Description of the task =
In the copy, keep every record exact and leave out all images.

[Data entries for graphics]
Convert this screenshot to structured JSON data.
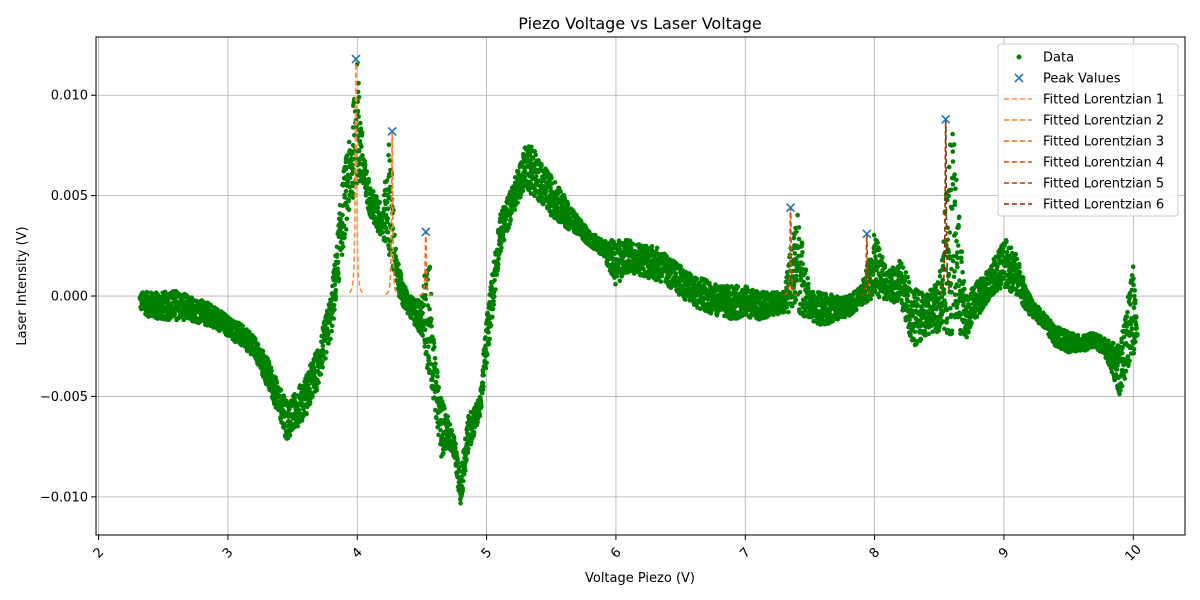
{
  "chart_data": {
    "type": "scatter",
    "title": "Piezo Voltage vs Laser Voltage",
    "xlabel": "Voltage Piezo (V)",
    "ylabel": "Laser Intensity (V)",
    "xlim": [
      1.98,
      10.4
    ],
    "ylim": [
      -0.0119,
      0.0129
    ],
    "x_ticks": [
      2,
      3,
      4,
      5,
      6,
      7,
      8,
      9,
      10
    ],
    "x_tick_labels": [
      "2",
      "3",
      "4",
      "5",
      "6",
      "7",
      "8",
      "9",
      "10"
    ],
    "y_ticks": [
      -0.01,
      -0.005,
      0.0,
      0.005,
      0.01
    ],
    "y_tick_labels": [
      "−0.010",
      "−0.005",
      "0.000",
      "0.005",
      "0.010"
    ],
    "grid": true,
    "legend_position": "top-right",
    "colors": {
      "data": "#008000",
      "peaks": "#1f77b4",
      "fits": [
        "#fd8d3c",
        "#f87f2c",
        "#ec6a1a",
        "#d94801",
        "#b63e02",
        "#8c2d04"
      ]
    },
    "series": [
      {
        "name": "Data",
        "marker": "dot",
        "envelope": {
          "x": [
            2.32,
            2.4,
            2.5,
            2.6,
            2.7,
            2.8,
            2.9,
            3.0,
            3.1,
            3.2,
            3.3,
            3.4,
            3.45,
            3.5,
            3.6,
            3.7,
            3.8,
            3.9,
            3.95,
            4.0,
            4.05,
            4.1,
            4.15,
            4.2,
            4.25,
            4.3,
            4.35,
            4.4,
            4.5,
            4.55,
            4.6,
            4.65,
            4.7,
            4.75,
            4.8,
            4.85,
            4.9,
            4.95,
            5.0,
            5.1,
            5.2,
            5.3,
            5.35,
            5.4,
            5.5,
            5.6,
            5.7,
            5.8,
            5.9,
            6.0,
            6.1,
            6.2,
            6.3,
            6.4,
            6.5,
            6.6,
            6.7,
            6.8,
            6.9,
            7.0,
            7.1,
            7.2,
            7.3,
            7.4,
            7.5,
            7.6,
            7.7,
            7.8,
            7.9,
            8.0,
            8.1,
            8.2,
            8.3,
            8.4,
            8.5,
            8.6,
            8.7,
            8.8,
            8.9,
            9.0,
            9.1,
            9.2,
            9.3,
            9.4,
            9.5,
            9.6,
            9.7,
            9.8,
            9.9,
            10.0,
            10.03
          ],
          "y_low": [
            -0.0007,
            -0.0011,
            -0.0012,
            -0.0012,
            -0.0012,
            -0.0014,
            -0.0016,
            -0.002,
            -0.0025,
            -0.003,
            -0.0045,
            -0.006,
            -0.0072,
            -0.0068,
            -0.006,
            -0.0045,
            -0.002,
            0.0028,
            0.0045,
            0.0055,
            0.005,
            0.004,
            0.0032,
            0.0028,
            0.002,
            0.0005,
            -0.0005,
            -0.001,
            -0.002,
            -0.004,
            -0.0055,
            -0.008,
            -0.0075,
            -0.008,
            -0.0105,
            -0.008,
            -0.007,
            -0.006,
            -0.0035,
            0.002,
            0.004,
            0.0055,
            0.005,
            0.0048,
            0.004,
            0.0035,
            0.003,
            0.0025,
            0.002,
            0.0005,
            0.0012,
            0.001,
            0.0008,
            0.0005,
            0.0,
            -0.0005,
            -0.0008,
            -0.001,
            -0.0012,
            -0.001,
            -0.0012,
            -0.001,
            -0.0008,
            -0.0008,
            -0.0012,
            -0.0015,
            -0.0012,
            -0.001,
            -0.0005,
            0.0,
            -0.0002,
            -0.0005,
            -0.0025,
            -0.002,
            -0.0018,
            -0.002,
            -0.0022,
            -0.001,
            0.0,
            0.0005,
            0.0,
            -0.001,
            -0.0015,
            -0.0025,
            -0.0028,
            -0.0028,
            -0.0025,
            -0.0032,
            -0.005,
            -0.003,
            -0.0022
          ],
          "y_high": [
            0.0002,
            0.0002,
            0.0002,
            0.0003,
            0.0,
            -0.0002,
            -0.0005,
            -0.001,
            -0.0014,
            -0.002,
            -0.003,
            -0.0045,
            -0.0052,
            -0.005,
            -0.004,
            -0.0025,
            0.0002,
            0.0065,
            0.008,
            0.0118,
            0.007,
            0.0055,
            0.005,
            0.0045,
            0.0082,
            0.002,
            0.0008,
            0.0,
            -0.0002,
            0.0032,
            -0.003,
            -0.005,
            -0.006,
            -0.007,
            -0.009,
            -0.006,
            -0.0055,
            -0.005,
            -0.001,
            0.004,
            0.0055,
            0.0075,
            0.0077,
            0.0068,
            0.006,
            0.005,
            0.004,
            0.0032,
            0.0028,
            0.0028,
            0.0028,
            0.0026,
            0.0025,
            0.002,
            0.0015,
            0.001,
            0.0008,
            0.0005,
            0.0005,
            0.0005,
            0.0002,
            0.0002,
            0.0002,
            0.0044,
            0.0002,
            0.0002,
            0.0,
            0.0,
            0.0005,
            0.0031,
            0.0012,
            0.0018,
            0.0005,
            0.0,
            0.001,
            0.0088,
            0.0,
            0.0008,
            0.0015,
            0.003,
            0.002,
            0.0,
            -0.0008,
            -0.0015,
            -0.0018,
            -0.002,
            -0.0018,
            -0.0022,
            -0.0025,
            0.0018,
            -0.0018
          ]
        }
      },
      {
        "name": "Peak Values",
        "marker": "x",
        "x": [
          3.99,
          4.27,
          4.53,
          7.35,
          7.94,
          8.55
        ],
        "y": [
          0.0118,
          0.0082,
          0.0032,
          0.0044,
          0.0031,
          0.0088
        ]
      },
      {
        "name": "Fitted Lorentzian 1",
        "line": "dashed",
        "center": 3.99,
        "amplitude": 0.0118,
        "width": 0.012,
        "baseline": 0.0
      },
      {
        "name": "Fitted Lorentzian 2",
        "line": "dashed",
        "center": 4.27,
        "amplitude": 0.0082,
        "width": 0.01,
        "baseline": 0.0
      },
      {
        "name": "Fitted Lorentzian 3",
        "line": "dashed",
        "center": 4.53,
        "amplitude": 0.0032,
        "width": 0.01,
        "baseline": 0.0
      },
      {
        "name": "Fitted Lorentzian 4",
        "line": "dashed",
        "center": 7.35,
        "amplitude": 0.0044,
        "width": 0.01,
        "baseline": 0.0
      },
      {
        "name": "Fitted Lorentzian 5",
        "line": "dashed",
        "center": 7.94,
        "amplitude": 0.0031,
        "width": 0.01,
        "baseline": 0.0
      },
      {
        "name": "Fitted Lorentzian 6",
        "line": "dashed",
        "center": 8.55,
        "amplitude": 0.0088,
        "width": 0.01,
        "baseline": 0.0
      }
    ]
  }
}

Answer =
Convert this screenshot to structured JSON data.
{
  "chart_data": {
    "type": "scatter",
    "title": "Piezo Voltage vs Laser Voltage",
    "xlabel": "Voltage Piezo (V)",
    "ylabel": "Laser Intensity (V)",
    "xlim": [
      1.98,
      10.4
    ],
    "ylim": [
      -0.0119,
      0.0129
    ],
    "x_ticks": [
      2,
      3,
      4,
      5,
      6,
      7,
      8,
      9,
      10
    ],
    "x_tick_labels": [
      "2",
      "3",
      "4",
      "5",
      "6",
      "7",
      "8",
      "9",
      "10"
    ],
    "y_ticks": [
      -0.01,
      -0.005,
      0.0,
      0.005,
      0.01
    ],
    "y_tick_labels": [
      "−0.010",
      "−0.005",
      "0.000",
      "0.005",
      "0.010"
    ],
    "grid": true,
    "legend_position": "top-right",
    "colors": {
      "data": "#008000",
      "peaks": "#1f77b4",
      "fits": [
        "#fd8d3c",
        "#f87f2c",
        "#ec6a1a",
        "#d94801",
        "#b63e02",
        "#8c2d04"
      ]
    },
    "series": [
      {
        "name": "Data",
        "marker": "dot",
        "envelope": {
          "x": [
            2.32,
            2.4,
            2.5,
            2.6,
            2.7,
            2.8,
            2.9,
            3.0,
            3.1,
            3.2,
            3.3,
            3.4,
            3.45,
            3.5,
            3.6,
            3.7,
            3.8,
            3.9,
            3.95,
            4.0,
            4.05,
            4.1,
            4.15,
            4.2,
            4.25,
            4.3,
            4.35,
            4.4,
            4.5,
            4.55,
            4.6,
            4.65,
            4.7,
            4.75,
            4.8,
            4.85,
            4.9,
            4.95,
            5.0,
            5.1,
            5.2,
            5.3,
            5.35,
            5.4,
            5.5,
            5.6,
            5.7,
            5.8,
            5.9,
            6.0,
            6.1,
            6.2,
            6.3,
            6.4,
            6.5,
            6.6,
            6.7,
            6.8,
            6.9,
            7.0,
            7.1,
            7.2,
            7.3,
            7.4,
            7.5,
            7.6,
            7.7,
            7.8,
            7.9,
            8.0,
            8.1,
            8.2,
            8.3,
            8.4,
            8.5,
            8.6,
            8.7,
            8.8,
            8.9,
            9.0,
            9.1,
            9.2,
            9.3,
            9.4,
            9.5,
            9.6,
            9.7,
            9.8,
            9.9,
            10.0,
            10.03
          ],
          "y_low": [
            -0.0007,
            -0.0011,
            -0.0012,
            -0.0012,
            -0.0012,
            -0.0014,
            -0.0016,
            -0.002,
            -0.0025,
            -0.003,
            -0.0045,
            -0.006,
            -0.0072,
            -0.0068,
            -0.006,
            -0.0045,
            -0.002,
            0.0028,
            0.0045,
            0.0055,
            0.005,
            0.004,
            0.0032,
            0.0028,
            0.002,
            0.0005,
            -0.0005,
            -0.001,
            -0.002,
            -0.004,
            -0.0055,
            -0.008,
            -0.0075,
            -0.008,
            -0.0105,
            -0.008,
            -0.007,
            -0.006,
            -0.0035,
            0.002,
            0.004,
            0.0055,
            0.005,
            0.0048,
            0.004,
            0.0035,
            0.003,
            0.0025,
            0.002,
            0.0005,
            0.0012,
            0.001,
            0.0008,
            0.0005,
            0.0,
            -0.0005,
            -0.0008,
            -0.001,
            -0.0012,
            -0.001,
            -0.0012,
            -0.001,
            -0.0008,
            -0.0008,
            -0.0012,
            -0.0015,
            -0.0012,
            -0.001,
            -0.0005,
            0.0,
            -0.0002,
            -0.0005,
            -0.0025,
            -0.002,
            -0.0018,
            -0.002,
            -0.0022,
            -0.001,
            0.0,
            0.0005,
            0.0,
            -0.001,
            -0.0015,
            -0.0025,
            -0.0028,
            -0.0028,
            -0.0025,
            -0.0032,
            -0.005,
            -0.003,
            -0.0022
          ],
          "y_high": [
            0.0002,
            0.0002,
            0.0002,
            0.0003,
            0.0,
            -0.0002,
            -0.0005,
            -0.001,
            -0.0014,
            -0.002,
            -0.003,
            -0.0045,
            -0.0052,
            -0.005,
            -0.004,
            -0.0025,
            0.0002,
            0.0065,
            0.008,
            0.0118,
            0.007,
            0.0055,
            0.005,
            0.0045,
            0.0082,
            0.002,
            0.0008,
            0.0,
            -0.0002,
            0.0032,
            -0.003,
            -0.005,
            -0.006,
            -0.007,
            -0.009,
            -0.006,
            -0.0055,
            -0.005,
            -0.001,
            0.004,
            0.0055,
            0.0075,
            0.0077,
            0.0068,
            0.006,
            0.005,
            0.004,
            0.0032,
            0.0028,
            0.0028,
            0.0028,
            0.0026,
            0.0025,
            0.002,
            0.0015,
            0.001,
            0.0008,
            0.0005,
            0.0005,
            0.0005,
            0.0002,
            0.0002,
            0.0002,
            0.0044,
            0.0002,
            0.0002,
            0.0,
            0.0,
            0.0005,
            0.0031,
            0.0012,
            0.0018,
            0.0005,
            0.0,
            0.001,
            0.0088,
            0.0,
            0.0008,
            0.0015,
            0.003,
            0.002,
            0.0,
            -0.0008,
            -0.0015,
            -0.0018,
            -0.002,
            -0.0018,
            -0.0022,
            -0.0025,
            0.0018,
            -0.0018
          ]
        }
      },
      {
        "name": "Peak Values",
        "marker": "x",
        "x": [
          3.99,
          4.27,
          4.53,
          7.35,
          7.94,
          8.55
        ],
        "y": [
          0.0118,
          0.0082,
          0.0032,
          0.0044,
          0.0031,
          0.0088
        ]
      },
      {
        "name": "Fitted Lorentzian 1",
        "line": "dashed",
        "center": 3.99,
        "amplitude": 0.0118,
        "width": 0.012,
        "baseline": 0.0
      },
      {
        "name": "Fitted Lorentzian 2",
        "line": "dashed",
        "center": 4.27,
        "amplitude": 0.0082,
        "width": 0.01,
        "baseline": 0.0
      },
      {
        "name": "Fitted Lorentzian 3",
        "line": "dashed",
        "center": 4.53,
        "amplitude": 0.0032,
        "width": 0.01,
        "baseline": 0.0
      },
      {
        "name": "Fitted Lorentzian 4",
        "line": "dashed",
        "center": 7.35,
        "amplitude": 0.0044,
        "width": 0.01,
        "baseline": 0.0
      },
      {
        "name": "Fitted Lorentzian 5",
        "line": "dashed",
        "center": 7.94,
        "amplitude": 0.0031,
        "width": 0.01,
        "baseline": 0.0
      },
      {
        "name": "Fitted Lorentzian 6",
        "line": "dashed",
        "center": 8.55,
        "amplitude": 0.0088,
        "width": 0.01,
        "baseline": 0.0
      }
    ]
  }
}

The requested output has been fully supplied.